## Begin

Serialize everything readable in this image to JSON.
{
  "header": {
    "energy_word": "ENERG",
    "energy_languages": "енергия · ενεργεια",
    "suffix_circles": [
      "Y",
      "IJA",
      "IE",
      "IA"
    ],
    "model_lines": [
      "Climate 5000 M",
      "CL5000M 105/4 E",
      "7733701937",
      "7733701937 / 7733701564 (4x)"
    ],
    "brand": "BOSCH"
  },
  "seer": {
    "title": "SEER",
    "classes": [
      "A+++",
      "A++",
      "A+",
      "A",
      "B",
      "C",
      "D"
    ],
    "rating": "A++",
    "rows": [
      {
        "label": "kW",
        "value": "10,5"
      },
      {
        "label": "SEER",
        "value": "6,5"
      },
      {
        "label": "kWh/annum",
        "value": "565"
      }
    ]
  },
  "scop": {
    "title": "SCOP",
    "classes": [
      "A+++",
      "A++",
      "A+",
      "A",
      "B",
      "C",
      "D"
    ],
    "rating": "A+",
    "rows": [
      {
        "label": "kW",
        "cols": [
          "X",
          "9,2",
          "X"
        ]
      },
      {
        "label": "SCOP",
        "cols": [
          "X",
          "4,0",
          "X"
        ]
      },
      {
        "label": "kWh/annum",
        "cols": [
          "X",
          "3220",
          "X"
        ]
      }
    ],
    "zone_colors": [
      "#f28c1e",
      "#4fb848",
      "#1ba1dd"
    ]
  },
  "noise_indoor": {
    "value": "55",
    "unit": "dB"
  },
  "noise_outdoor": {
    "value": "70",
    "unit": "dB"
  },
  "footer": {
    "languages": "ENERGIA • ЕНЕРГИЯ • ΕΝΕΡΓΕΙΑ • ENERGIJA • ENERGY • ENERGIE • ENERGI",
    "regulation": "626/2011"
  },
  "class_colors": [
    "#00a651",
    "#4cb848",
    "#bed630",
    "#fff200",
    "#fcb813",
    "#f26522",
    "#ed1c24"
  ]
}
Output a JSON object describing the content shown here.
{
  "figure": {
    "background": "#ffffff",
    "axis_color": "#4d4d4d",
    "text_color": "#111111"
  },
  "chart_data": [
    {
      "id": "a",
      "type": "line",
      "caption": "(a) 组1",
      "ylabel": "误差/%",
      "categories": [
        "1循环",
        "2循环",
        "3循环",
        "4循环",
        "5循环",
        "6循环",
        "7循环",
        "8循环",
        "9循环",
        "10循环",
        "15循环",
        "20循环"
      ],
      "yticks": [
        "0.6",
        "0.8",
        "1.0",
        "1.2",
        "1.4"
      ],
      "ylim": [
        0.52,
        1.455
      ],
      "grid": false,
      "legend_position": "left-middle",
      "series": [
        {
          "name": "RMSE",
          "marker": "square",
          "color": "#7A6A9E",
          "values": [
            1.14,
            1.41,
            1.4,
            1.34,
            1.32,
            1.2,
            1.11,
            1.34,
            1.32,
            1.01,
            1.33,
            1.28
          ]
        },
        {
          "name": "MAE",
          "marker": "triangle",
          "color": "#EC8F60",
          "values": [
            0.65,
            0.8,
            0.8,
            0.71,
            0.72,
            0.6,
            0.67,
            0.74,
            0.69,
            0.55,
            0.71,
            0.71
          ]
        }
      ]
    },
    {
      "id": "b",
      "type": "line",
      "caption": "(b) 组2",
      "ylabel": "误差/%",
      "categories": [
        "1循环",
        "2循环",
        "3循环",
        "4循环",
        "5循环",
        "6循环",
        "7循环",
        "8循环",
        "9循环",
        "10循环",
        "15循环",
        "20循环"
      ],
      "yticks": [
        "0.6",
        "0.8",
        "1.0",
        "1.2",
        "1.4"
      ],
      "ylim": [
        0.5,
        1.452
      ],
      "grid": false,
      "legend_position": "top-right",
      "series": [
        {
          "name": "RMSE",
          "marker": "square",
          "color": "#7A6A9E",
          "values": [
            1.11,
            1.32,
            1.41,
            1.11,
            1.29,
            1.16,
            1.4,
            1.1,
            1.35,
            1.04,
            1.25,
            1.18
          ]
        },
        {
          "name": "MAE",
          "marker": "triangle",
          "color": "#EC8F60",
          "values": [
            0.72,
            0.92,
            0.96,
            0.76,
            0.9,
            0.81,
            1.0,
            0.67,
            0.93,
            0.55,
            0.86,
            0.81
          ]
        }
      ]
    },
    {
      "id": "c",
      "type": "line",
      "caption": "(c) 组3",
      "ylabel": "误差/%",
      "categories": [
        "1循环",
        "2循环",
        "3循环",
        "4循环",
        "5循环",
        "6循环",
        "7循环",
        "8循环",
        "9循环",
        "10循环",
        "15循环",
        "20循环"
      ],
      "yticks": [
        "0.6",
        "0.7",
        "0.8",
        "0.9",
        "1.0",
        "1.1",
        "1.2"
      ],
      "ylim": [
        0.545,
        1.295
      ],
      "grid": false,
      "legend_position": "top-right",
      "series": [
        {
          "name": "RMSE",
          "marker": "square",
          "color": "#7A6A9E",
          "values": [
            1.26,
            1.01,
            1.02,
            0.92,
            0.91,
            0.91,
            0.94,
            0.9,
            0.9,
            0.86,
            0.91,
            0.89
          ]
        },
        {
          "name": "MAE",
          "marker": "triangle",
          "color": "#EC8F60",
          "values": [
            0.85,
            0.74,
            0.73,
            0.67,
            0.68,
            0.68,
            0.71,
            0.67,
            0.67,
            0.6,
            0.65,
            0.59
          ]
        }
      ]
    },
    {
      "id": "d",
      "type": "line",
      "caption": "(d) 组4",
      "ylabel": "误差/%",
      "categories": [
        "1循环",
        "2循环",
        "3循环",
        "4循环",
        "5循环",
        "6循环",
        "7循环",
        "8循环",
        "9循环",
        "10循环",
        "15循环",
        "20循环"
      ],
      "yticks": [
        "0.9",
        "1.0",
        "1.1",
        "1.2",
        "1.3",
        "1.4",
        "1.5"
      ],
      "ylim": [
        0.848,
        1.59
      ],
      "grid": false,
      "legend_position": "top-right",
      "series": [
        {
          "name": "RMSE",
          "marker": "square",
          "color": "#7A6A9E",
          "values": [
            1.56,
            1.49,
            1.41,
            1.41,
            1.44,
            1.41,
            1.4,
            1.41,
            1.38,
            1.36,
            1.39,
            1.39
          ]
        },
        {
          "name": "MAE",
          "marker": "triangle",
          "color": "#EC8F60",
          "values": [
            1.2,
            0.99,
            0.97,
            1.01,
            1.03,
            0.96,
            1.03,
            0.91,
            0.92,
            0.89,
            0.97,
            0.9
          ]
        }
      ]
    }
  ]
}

## End

» JOB
Take the entries above and transcribe them in full.

» RESULT BELOW
Serialize everything readable in this image to JSON.
{
  "header": {
    "energy_word": "ENERG",
    "energy_languages": "енергия · ενεργεια",
    "suffix_circles": [
      "Y",
      "IJA",
      "IE",
      "IA"
    ],
    "model_lines": [
      "Climate 5000 M",
      "CL5000M 105/4 E",
      "7733701937",
      "7733701937 / 7733701564 (4x)"
    ],
    "brand": "BOSCH"
  },
  "seer": {
    "title": "SEER",
    "classes": [
      "A+++",
      "A++",
      "A+",
      "A",
      "B",
      "C",
      "D"
    ],
    "rating": "A++",
    "rows": [
      {
        "label": "kW",
        "value": "10,5"
      },
      {
        "label": "SEER",
        "value": "6,5"
      },
      {
        "label": "kWh/annum",
        "value": "565"
      }
    ]
  },
  "scop": {
    "title": "SCOP",
    "classes": [
      "A+++",
      "A++",
      "A+",
      "A",
      "B",
      "C",
      "D"
    ],
    "rating": "A+",
    "rows": [
      {
        "label": "kW",
        "cols": [
          "X",
          "9,2",
          "X"
        ]
      },
      {
        "label": "SCOP",
        "cols": [
          "X",
          "4,0",
          "X"
        ]
      },
      {
        "label": "kWh/annum",
        "cols": [
          "X",
          "3220",
          "X"
        ]
      }
    ],
    "zone_colors": [
      "#f28c1e",
      "#4fb848",
      "#1ba1dd"
    ]
  },
  "noise_indoor": {
    "value": "55",
    "unit": "dB"
  },
  "noise_outdoor": {
    "value": "70",
    "unit": "dB"
  },
  "footer": {
    "languages": "ENERGIA • ЕНЕРГИЯ • ΕΝΕΡΓΕΙΑ • ENERGIJA • ENERGY • ENERGIE • ENERGI",
    "regulation": "626/2011"
  },
  "class_colors": [
    "#00a651",
    "#4cb848",
    "#bed630",
    "#fff200",
    "#fcb813",
    "#f26522",
    "#ed1c24"
  ]
}
Output a JSON object describing the content shown here.
{
  "figure": {
    "background": "#ffffff",
    "axis_color": "#4d4d4d",
    "text_color": "#111111"
  },
  "chart_data": [
    {
      "id": "a",
      "type": "line",
      "caption": "(a) 组1",
      "ylabel": "误差/%",
      "categories": [
        "1循环",
        "2循环",
        "3循环",
        "4循环",
        "5循环",
        "6循环",
        "7循环",
        "8循环",
        "9循环",
        "10循环",
        "15循环",
        "20循环"
      ],
      "yticks": [
        "0.6",
        "0.8",
        "1.0",
        "1.2",
        "1.4"
      ],
      "ylim": [
        0.52,
        1.455
      ],
      "grid": false,
      "legend_position": "left-middle",
      "series": [
        {
          "name": "RMSE",
          "marker": "square",
          "color": "#7A6A9E",
          "values": [
            1.14,
            1.41,
            1.4,
            1.34,
            1.32,
            1.2,
            1.11,
            1.34,
            1.32,
            1.01,
            1.33,
            1.28
          ]
        },
        {
          "name": "MAE",
          "marker": "triangle",
          "color": "#EC8F60",
          "values": [
            0.65,
            0.8,
            0.8,
            0.71,
            0.72,
            0.6,
            0.67,
            0.74,
            0.69,
            0.55,
            0.71,
            0.71
          ]
        }
      ]
    },
    {
      "id": "b",
      "type": "line",
      "caption": "(b) 组2",
      "ylabel": "误差/%",
      "categories": [
        "1循环",
        "2循环",
        "3循环",
        "4循环",
        "5循环",
        "6循环",
        "7循环",
        "8循环",
        "9循环",
        "10循环",
        "15循环",
        "20循环"
      ],
      "yticks": [
        "0.6",
        "0.8",
        "1.0",
        "1.2",
        "1.4"
      ],
      "ylim": [
        0.5,
        1.452
      ],
      "grid": false,
      "legend_position": "top-right",
      "series": [
        {
          "name": "RMSE",
          "marker": "square",
          "color": "#7A6A9E",
          "values": [
            1.11,
            1.32,
            1.41,
            1.11,
            1.29,
            1.16,
            1.4,
            1.1,
            1.35,
            1.04,
            1.25,
            1.18
          ]
        },
        {
          "name": "MAE",
          "marker": "triangle",
          "color": "#EC8F60",
          "values": [
            0.72,
            0.92,
            0.96,
            0.76,
            0.9,
            0.81,
            1.0,
            0.67,
            0.93,
            0.55,
            0.86,
            0.81
          ]
        }
      ]
    },
    {
      "id": "c",
      "type": "line",
      "caption": "(c) 组3",
      "ylabel": "误差/%",
      "categories": [
        "1循环",
        "2循环",
        "3循环",
        "4循环",
        "5循环",
        "6循环",
        "7循环",
        "8循环",
        "9循环",
        "10循环",
        "15循环",
        "20循环"
      ],
      "yticks": [
        "0.6",
        "0.7",
        "0.8",
        "0.9",
        "1.0",
        "1.1",
        "1.2"
      ],
      "ylim": [
        0.545,
        1.295
      ],
      "grid": false,
      "legend_position": "top-right",
      "series": [
        {
          "name": "RMSE",
          "marker": "square",
          "color": "#7A6A9E",
          "values": [
            1.26,
            1.01,
            1.02,
            0.92,
            0.91,
            0.91,
            0.94,
            0.9,
            0.9,
            0.86,
            0.91,
            0.89
          ]
        },
        {
          "name": "MAE",
          "marker": "triangle",
          "color": "#EC8F60",
          "values": [
            0.85,
            0.74,
            0.73,
            0.67,
            0.68,
            0.68,
            0.71,
            0.67,
            0.67,
            0.6,
            0.65,
            0.59
          ]
        }
      ]
    },
    {
      "id": "d",
      "type": "line",
      "caption": "(d) 组4",
      "ylabel": "误差/%",
      "categories": [
        "1循环",
        "2循环",
        "3循环",
        "4循环",
        "5循环",
        "6循环",
        "7循环",
        "8循环",
        "9循环",
        "10循环",
        "15循环",
        "20循环"
      ],
      "yticks": [
        "0.9",
        "1.0",
        "1.1",
        "1.2",
        "1.3",
        "1.4",
        "1.5"
      ],
      "ylim": [
        0.848,
        1.59
      ],
      "grid": false,
      "legend_position": "top-right",
      "series": [
        {
          "name": "RMSE",
          "marker": "square",
          "color": "#7A6A9E",
          "values": [
            1.56,
            1.49,
            1.41,
            1.41,
            1.44,
            1.41,
            1.4,
            1.41,
            1.38,
            1.36,
            1.39,
            1.39
          ]
        },
        {
          "name": "MAE",
          "marker": "triangle",
          "color": "#EC8F60",
          "values": [
            1.2,
            0.99,
            0.97,
            1.01,
            1.03,
            0.96,
            1.03,
            0.91,
            0.92,
            0.89,
            0.97,
            0.9
          ]
        }
      ]
    }
  ]
}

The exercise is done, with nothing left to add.